TEXT PASSAGE:
***
We conducted our audits in accordance with generally accepted auditing
standards. Those standards require that we plan and perform the audit
to obtain reasonable assurance about whether the financial statements
are free of material misstatement. An audit includes examining, on a
test basis, evidence supporting the amounts and disclosures in the
financial statements. An audit also includes assessing the accounting
principles used and significant estimates made by management, as well as
evaluating the overall financial statement presentation. We believe
that our audits provide a reasonable basis for our opinion.
In our opinion, the financial statements referred to above present
fairly, in all material respects, the net assets available for plan
benefits of the Plan as of December 31, 1996 and 1995, and the changes
in net assets available for plan benefits for the years then ended, in
conformity with generally accepted accounting principles.
***
SUPPLIED INFORMATION:

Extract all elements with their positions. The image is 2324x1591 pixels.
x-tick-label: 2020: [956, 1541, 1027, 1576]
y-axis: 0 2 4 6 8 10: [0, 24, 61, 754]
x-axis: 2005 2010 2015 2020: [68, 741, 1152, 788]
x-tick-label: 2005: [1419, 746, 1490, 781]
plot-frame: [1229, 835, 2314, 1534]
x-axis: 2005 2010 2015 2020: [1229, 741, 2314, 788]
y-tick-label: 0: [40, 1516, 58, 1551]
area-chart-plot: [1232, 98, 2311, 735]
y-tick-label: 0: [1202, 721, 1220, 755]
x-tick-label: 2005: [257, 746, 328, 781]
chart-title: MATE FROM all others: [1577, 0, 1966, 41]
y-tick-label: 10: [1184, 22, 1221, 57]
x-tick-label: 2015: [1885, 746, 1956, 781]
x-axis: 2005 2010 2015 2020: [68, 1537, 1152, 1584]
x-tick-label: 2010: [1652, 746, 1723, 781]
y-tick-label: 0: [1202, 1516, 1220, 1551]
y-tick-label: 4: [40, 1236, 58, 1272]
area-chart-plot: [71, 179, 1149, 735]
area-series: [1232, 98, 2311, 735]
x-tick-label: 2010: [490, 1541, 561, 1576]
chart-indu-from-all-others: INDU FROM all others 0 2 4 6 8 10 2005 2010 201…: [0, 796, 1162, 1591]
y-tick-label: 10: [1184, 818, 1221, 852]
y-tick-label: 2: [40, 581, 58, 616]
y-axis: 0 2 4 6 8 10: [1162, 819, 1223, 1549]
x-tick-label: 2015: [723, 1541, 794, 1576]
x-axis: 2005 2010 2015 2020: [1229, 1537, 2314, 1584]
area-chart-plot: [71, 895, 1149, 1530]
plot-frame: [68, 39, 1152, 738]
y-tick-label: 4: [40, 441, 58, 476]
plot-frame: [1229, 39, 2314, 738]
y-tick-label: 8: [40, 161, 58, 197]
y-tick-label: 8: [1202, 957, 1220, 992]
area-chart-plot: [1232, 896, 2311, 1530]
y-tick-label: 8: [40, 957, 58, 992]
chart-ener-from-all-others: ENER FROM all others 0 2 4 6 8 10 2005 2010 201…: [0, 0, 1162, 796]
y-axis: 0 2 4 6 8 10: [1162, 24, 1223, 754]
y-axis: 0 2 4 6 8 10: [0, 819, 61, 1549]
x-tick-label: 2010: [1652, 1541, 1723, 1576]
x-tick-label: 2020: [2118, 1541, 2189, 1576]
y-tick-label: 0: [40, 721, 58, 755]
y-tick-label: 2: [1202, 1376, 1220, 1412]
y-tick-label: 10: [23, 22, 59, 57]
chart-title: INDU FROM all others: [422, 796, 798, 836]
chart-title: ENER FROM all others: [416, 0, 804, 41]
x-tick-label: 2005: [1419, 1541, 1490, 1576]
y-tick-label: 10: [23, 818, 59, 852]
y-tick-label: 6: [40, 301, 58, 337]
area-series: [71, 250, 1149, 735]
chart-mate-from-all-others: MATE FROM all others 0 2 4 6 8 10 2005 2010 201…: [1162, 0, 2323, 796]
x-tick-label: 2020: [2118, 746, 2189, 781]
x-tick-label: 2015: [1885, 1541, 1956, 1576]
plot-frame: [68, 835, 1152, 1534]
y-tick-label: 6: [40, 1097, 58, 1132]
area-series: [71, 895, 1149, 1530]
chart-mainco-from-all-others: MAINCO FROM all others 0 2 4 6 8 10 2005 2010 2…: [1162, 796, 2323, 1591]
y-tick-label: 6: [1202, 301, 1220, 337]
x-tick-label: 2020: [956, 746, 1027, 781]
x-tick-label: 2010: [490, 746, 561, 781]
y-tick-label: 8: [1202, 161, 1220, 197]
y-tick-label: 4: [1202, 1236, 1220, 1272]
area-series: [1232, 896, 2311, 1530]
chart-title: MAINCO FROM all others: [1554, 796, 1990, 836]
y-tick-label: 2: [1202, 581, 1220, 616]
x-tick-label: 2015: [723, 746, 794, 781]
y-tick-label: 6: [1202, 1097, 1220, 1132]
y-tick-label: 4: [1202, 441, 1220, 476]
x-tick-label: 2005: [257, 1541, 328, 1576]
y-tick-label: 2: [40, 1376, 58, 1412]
***
WRITTEN INSTRUCTION 1:
In the audit report passage, as of which dates do the financial statements present the net assets available for plan benefits?
WRITTEN INSTRUCTION 2:
Continue the audit report passage from where it stops.

EXERCISE RESULT 1:
December 31, 1996 and 1995.

EXERCISE RESULT 2:
Our audits were performed for the purpose of forming an opinion on the
basic financial statements taken as a whole. The supplemental schedules
listed in the accompanying Index of Financial Statements and
Supplemental Schedules are presented for the purpose of additional
analysis and are not a required part of the basic financial statements
but are supplementary information required by the Department of Labor
Rules and Regulations for Reporting and Disclosure under the Employee
Retirement Income Security Act of 1974. The Fund information in the
statements of net assets available for plan benefits and the statements
of changes in net assets available for plan benefits is presented for
purposes of additional analysis rather than to present the net assets
available for plan benefits and changes in net assets available for plan
benefits of each fund. These supplemental schedules and Fund
information have been subjected to the auditing procedures applied in
the audit of the basic financial statements and, in our opinion, are
fairly stated in all material respects in relation to the basic
financial statements taken as a whole.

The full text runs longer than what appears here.